THINGS TO DO →
**1)** Render this sentence from the Tropical Park Derby article in Spanish: "In 2014, the race was moved to Gulfstream Park and run in December."
**2)** According to the Tropical Park Derby article, where was the race held before 2014?
**3)** Extend the Tropical Park Derby article from its final sentence.

GIVEN PASSAGE →
§ §

Tropical Park Derby
- Class: Listed
- Location: Gulfstream Park Hallandale Beach, Florida
- Inaugurated: 1976
- Race type: Thoroughbred – Flat racing
- Website: www.gulfstreampark.com

Race information
- Distance: 1+1⁄16 miles (8.5 furlongs)
- Surface: Turf
- Track: Left-handed
- Qualification: Three-year-olds
- Purse: $140,000

= Tropical Park Derby =

The Tropical Park Derby is a Listed American Thoroughbred horse race currently run at Gulfstream Park
Hallandale Beach, Florida in mid-December. It is an ungraded stakes race for 3-year-olds with a purse of $140,000 run over the turf at 1 1/16 miles.

Prior to 2014, the race was held at Calder Race Course in Miami Gardens, Florida. The race was once held in early January, often on New Year's Day, which made it the first "derby" of the year. In 2011, Calder ran the race twice: once in January and again in October. In 2012 and 2013, it was run in October only. In 2014, the race was moved to Gulfstream Park and run in December.

§ §

DATA FOR ANALYSIS →
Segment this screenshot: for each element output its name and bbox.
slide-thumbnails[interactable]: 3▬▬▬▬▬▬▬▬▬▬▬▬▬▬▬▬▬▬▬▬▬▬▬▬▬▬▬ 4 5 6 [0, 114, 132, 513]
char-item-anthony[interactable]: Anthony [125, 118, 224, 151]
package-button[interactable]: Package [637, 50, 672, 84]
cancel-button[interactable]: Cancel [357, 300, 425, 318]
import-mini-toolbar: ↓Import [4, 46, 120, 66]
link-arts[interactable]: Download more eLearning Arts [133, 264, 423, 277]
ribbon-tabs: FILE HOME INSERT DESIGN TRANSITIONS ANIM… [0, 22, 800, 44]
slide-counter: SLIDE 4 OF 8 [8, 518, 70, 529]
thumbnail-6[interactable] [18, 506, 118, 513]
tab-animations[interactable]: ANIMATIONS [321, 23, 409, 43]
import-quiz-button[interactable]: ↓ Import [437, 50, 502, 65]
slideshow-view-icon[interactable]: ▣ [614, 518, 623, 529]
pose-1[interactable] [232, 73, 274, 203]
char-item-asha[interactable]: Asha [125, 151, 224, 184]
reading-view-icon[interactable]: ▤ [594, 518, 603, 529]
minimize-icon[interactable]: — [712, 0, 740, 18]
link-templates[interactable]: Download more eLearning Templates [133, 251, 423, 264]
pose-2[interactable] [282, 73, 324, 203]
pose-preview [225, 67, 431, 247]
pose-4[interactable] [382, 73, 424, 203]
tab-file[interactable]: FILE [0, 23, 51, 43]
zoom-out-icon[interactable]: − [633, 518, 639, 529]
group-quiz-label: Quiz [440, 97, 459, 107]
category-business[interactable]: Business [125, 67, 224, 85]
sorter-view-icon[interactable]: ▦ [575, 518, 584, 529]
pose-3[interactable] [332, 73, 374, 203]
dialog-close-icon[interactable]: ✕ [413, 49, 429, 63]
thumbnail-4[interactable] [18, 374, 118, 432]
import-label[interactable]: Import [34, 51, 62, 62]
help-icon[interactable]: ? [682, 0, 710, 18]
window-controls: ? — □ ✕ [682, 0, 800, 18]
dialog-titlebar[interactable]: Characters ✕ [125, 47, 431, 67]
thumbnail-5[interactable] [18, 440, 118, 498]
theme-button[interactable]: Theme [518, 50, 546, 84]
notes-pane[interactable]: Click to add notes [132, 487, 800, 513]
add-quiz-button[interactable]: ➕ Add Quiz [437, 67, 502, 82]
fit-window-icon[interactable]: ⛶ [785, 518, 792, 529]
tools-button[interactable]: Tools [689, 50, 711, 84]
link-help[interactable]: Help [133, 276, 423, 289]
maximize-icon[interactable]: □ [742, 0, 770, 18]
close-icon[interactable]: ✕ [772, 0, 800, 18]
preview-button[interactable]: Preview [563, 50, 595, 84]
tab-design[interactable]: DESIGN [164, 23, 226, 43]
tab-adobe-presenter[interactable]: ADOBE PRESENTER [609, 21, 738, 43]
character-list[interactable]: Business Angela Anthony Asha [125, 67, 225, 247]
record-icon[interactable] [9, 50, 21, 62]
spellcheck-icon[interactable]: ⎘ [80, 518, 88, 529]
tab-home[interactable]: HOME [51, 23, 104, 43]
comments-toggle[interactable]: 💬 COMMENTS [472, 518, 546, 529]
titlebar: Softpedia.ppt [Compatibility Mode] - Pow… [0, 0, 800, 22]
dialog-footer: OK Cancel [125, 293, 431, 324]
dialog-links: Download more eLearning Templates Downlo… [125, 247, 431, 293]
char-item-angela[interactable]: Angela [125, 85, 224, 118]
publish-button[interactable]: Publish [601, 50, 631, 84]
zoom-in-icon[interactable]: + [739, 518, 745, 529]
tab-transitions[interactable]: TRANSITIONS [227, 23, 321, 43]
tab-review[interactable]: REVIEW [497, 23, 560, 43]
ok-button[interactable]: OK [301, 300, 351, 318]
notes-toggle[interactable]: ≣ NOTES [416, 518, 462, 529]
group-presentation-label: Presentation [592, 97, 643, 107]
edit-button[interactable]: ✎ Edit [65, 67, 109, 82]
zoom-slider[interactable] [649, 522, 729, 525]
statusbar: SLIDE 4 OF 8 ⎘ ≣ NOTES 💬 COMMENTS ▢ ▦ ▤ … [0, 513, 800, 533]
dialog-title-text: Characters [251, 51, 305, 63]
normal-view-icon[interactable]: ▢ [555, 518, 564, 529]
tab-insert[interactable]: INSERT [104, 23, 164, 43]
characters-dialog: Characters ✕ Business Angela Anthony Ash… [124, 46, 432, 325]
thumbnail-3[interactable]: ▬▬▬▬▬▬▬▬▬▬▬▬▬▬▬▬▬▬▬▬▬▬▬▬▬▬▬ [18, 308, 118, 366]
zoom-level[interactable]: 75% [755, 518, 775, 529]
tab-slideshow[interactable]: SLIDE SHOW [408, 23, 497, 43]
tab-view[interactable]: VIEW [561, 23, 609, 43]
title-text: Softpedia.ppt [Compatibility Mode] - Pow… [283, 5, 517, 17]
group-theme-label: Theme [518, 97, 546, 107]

§ §

ACTIVITY ANSWERS →
**1)** En 2014, la carrera se trasladó a Gulfstream Park y se corrió en diciembre.

**2)** At Calder Race Course in Miami Gardens, Florida.

**3)**
Inaugurated in 1976, the Tropical Park Derby was named for the old Tropical Park Race Track in Miami. It was once thought of as the first step on the American Triple Crown trail. In 2006, Barbaro became the first winner of the race to subsequently win the Kentucky Derby.

Due to financial pressure, Calder did not run the race in 2009. The race was downgraded from a Grade III race in 2011 by the American Graded Stakes Committee.

The race has been run under the following combinations of distance and surface:
- 1 1/16 miles on turf – 2014–present
- 1 1/8 miles on turf – 1994–2013 (except in 2002 and 2012 when weather conditions caused the race to be moved to the main track)
- 1 1/16 miles on dirt – 1976–1985
- 1 1/8 miles on dirt – 1986–1993

==Past winners==
- 2015 – Solemn Tribute
- 2014 – Sky Flight
- 2013 – Amen Kitten
- 2012 – Csaba
- 2011 (October) – Oligarch
- 2011 (January) – King Congie
- 2010 – Fly by Phil (Eduardo Núñez)
- 2008 – Cowboy Cal (John Velazquez)
- 2007 – Soldier's Dancer (Cornelio Velásquez)
- 2006 – Barbaro
- 2005 – Lord Robyn
- 2004 – Kitten's Joy
- 2003 – Nothing to Lose
- 2002‡- Political Attack (Mark Guidry)
- 2001 – Proud Man
- 2000 – Go Lib Go
- 1999 – Valid Reprized
- 1998 – Draw Again
- 1997 – Arthur L.
- 1996 – Ok By Me
- 1995 – Mecke
- 1994 – Fabulous Frolic
- 1993 – Summer Set
- 1992 – Technology
- 1991 – Jackie Wackie

- ‡ In 2002, the race was run off the turf, but retained its GIII status.